=== Section Start ===

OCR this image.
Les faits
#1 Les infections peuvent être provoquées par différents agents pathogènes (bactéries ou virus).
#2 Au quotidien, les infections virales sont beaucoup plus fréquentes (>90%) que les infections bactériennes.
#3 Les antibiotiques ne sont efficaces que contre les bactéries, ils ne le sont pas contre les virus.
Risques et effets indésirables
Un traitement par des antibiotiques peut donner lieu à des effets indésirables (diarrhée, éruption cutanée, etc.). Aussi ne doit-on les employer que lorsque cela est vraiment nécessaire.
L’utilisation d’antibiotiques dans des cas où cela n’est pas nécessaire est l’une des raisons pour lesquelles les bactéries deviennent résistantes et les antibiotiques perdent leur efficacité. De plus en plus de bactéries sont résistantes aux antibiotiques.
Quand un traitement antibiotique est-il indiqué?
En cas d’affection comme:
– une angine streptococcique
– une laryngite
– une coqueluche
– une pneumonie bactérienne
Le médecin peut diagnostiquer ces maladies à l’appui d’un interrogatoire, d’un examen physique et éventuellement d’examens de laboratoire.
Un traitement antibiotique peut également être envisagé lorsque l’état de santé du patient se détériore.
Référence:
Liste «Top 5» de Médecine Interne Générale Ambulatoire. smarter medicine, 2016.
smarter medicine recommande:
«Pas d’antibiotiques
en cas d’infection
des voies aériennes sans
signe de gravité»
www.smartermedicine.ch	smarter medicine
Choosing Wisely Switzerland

=== Section End ===

Task brief
Filter the listing above down to the lines that contain the word "traitement".

Response box
Un traitement par des antibiotiques peut donner lieu à des effets indésirables (diarrhée, éruption cutanée, etc.). Aussi ne doit-on les employer que lorsque cela est vraiment nécessaire.
Quand un traitement antibiotique est-il indiqué?
Un traitement antibiotique peut également être envisagé lorsque l’état de santé du patient se détériore.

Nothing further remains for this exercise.